TASK PROMPT: Transcribe the data that follows precisely, omitting nothing.

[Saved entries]
· · · · ·
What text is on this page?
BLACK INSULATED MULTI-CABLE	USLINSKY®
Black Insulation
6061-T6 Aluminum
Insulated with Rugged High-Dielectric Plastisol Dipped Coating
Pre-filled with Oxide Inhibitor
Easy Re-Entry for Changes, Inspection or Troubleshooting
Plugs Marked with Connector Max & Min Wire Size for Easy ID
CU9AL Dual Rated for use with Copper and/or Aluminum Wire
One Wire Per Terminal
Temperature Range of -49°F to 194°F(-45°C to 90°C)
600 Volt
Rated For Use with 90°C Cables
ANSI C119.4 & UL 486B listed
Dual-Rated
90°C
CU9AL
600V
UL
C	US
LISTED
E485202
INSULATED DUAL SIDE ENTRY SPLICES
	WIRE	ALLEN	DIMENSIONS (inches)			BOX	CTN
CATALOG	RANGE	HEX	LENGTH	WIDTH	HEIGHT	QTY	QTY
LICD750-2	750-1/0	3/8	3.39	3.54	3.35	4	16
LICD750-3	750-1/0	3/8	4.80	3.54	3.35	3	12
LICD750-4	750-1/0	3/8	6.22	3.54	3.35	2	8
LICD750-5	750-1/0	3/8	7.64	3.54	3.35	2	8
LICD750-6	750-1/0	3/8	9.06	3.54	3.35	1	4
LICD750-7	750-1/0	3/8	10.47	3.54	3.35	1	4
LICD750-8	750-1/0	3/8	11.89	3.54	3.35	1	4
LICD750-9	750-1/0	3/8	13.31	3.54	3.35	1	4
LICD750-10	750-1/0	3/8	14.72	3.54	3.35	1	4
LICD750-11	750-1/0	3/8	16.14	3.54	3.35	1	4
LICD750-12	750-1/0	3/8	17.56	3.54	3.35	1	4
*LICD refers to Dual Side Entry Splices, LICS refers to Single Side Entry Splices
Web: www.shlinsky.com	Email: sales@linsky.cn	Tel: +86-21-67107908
· · · · ·
WRITTEN REPLY:
What text is on this page?
BLACK INSULATED MULTI-CABLE	USLINSKY®
Black Insulation
6061-T6 Aluminum
Insulated with Rugged High-Dielectric Plastisol Dipped Coating
Pre-filled with Oxide Inhibitor
Easy Re-Entry for Changes, Inspection or Troubleshooting
Plugs Marked with Connector Max & Min Wire Size for Easy ID
CU9AL Dual Rated for use with Copper and/or Aluminum Wire
One Wire Per Terminal
Temperature Range of -49°F to 194°F(-45°C to 90°C)
600 Volt
Rated For Use with 90°C Cables
ANSI C119.4 & UL 486B listed
Dual-Rated
90°C
CU9AL
600V
UL
C	US
LISTED
E485202
INSULATED DUAL SIDE ENTRY SPLICES
	WIRE	ALLEN	DIMENSIONS (inches)			BOX	CTN
CATALOG	RANGE	HEX	LENGTH	WIDTH	HEIGHT	QTY	QTY
LICD750-2	750-1/0	3/8	3.39	3.54	3.35	4	16
LICD750-3	750-1/0	3/8	4.80	3.54	3.35	3	12
LICD750-4	750-1/0	3/8	6.22	3.54	3.35	2	8
LICD750-5	750-1/0	3/8	7.64	3.54	3.35	2	8
LICD750-6	750-1/0	3/8	9.06	3.54	3.35	1	4
LICD750-7	750-1/0	3/8	10.47	3.54	3.35	1	4
LICD750-8	750-1/0	3/8	11.89	3.54	3.35	1	4
LICD750-9	750-1/0	3/8	13.31	3.54	3.35	1	4
LICD750-10	750-1/0	3/8	14.72	3.54	3.35	1	4
LICD750-11	750-1/0	3/8	16.14	3.54	3.35	1	4
LICD750-12	750-1/0	3/8	17.56	3.54	3.35	1	4
*LICD refers to Dual Side Entry Splices, LICS refers to Single Side Entry Splices
Web: www.shlinsky.com	Email: sales@linsky.cn	Tel: +86-21-67107908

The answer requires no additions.